*Exercise task*. Filter these entries, keeping only lines that hold the word "this".

▽

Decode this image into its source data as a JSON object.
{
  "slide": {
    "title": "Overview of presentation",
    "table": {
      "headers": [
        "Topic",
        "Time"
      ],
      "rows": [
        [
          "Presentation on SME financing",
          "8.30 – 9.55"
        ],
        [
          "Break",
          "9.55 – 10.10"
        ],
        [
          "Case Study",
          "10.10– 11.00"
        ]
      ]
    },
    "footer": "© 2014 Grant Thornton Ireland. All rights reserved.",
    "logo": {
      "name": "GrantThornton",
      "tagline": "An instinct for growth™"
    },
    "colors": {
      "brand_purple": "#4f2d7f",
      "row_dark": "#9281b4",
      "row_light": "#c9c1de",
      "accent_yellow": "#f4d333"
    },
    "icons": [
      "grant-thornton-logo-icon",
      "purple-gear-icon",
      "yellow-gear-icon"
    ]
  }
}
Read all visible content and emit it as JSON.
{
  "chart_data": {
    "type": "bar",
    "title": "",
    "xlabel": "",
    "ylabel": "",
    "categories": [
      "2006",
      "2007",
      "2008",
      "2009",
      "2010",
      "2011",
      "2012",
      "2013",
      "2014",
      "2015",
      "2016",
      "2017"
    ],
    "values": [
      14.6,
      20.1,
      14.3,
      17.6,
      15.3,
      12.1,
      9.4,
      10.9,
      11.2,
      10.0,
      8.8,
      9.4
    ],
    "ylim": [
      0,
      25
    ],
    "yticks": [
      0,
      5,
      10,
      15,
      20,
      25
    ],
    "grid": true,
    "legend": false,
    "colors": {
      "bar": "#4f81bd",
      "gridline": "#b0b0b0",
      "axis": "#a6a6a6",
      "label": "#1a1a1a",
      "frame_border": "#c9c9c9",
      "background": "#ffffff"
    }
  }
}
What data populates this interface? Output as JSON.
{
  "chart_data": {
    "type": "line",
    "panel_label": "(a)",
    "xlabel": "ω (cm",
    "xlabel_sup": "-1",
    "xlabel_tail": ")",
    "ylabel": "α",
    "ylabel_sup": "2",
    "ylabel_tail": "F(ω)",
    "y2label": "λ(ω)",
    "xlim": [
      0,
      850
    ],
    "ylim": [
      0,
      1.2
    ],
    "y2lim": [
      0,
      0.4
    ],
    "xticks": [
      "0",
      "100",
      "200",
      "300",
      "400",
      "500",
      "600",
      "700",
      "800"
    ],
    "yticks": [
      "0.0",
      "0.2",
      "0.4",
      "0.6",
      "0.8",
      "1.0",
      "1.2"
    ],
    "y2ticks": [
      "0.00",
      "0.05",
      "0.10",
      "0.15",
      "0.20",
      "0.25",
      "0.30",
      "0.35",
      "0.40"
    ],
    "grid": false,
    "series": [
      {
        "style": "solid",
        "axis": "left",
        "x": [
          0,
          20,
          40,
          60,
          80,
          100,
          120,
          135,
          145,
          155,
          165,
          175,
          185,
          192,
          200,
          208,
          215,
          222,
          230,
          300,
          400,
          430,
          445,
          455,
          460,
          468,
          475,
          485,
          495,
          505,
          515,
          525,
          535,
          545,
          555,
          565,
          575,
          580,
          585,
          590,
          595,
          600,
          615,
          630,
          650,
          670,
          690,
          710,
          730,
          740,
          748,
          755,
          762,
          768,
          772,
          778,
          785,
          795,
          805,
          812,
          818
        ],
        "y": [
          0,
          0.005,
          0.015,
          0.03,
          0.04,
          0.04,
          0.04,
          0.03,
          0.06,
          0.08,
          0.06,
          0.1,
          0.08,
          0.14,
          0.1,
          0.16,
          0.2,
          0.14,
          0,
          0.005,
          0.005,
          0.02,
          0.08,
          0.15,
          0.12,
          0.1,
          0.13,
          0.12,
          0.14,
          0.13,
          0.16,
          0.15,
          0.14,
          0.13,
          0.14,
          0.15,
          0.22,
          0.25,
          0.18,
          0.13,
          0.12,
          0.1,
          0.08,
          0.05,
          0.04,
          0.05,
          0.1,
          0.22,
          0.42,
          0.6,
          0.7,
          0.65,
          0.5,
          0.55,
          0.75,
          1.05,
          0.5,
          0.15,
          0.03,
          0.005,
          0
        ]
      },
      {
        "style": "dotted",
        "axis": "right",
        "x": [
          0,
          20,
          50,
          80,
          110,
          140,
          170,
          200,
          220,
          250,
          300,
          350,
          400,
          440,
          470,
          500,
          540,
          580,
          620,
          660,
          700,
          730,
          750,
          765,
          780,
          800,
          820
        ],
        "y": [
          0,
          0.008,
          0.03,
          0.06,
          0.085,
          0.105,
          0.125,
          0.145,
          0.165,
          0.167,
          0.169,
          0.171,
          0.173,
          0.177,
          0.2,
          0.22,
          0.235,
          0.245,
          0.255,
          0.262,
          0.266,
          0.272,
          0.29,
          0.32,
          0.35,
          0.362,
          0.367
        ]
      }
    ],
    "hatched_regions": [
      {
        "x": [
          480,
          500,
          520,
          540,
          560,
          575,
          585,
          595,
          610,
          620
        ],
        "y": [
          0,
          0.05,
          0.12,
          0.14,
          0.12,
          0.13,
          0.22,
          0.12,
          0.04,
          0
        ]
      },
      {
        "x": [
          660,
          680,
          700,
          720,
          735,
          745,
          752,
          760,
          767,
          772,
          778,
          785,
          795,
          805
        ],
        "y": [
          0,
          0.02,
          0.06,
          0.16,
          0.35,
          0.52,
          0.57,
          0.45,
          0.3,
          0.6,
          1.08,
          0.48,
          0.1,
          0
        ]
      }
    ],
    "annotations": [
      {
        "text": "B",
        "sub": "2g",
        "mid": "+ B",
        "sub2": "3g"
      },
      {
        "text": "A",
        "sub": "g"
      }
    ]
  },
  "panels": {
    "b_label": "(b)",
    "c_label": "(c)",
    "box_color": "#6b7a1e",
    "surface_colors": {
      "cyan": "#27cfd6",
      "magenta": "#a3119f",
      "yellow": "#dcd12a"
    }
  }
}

△

*Response*.
Decode this image into its source data as a JSON object.
What data populates this interface? Output as JSON.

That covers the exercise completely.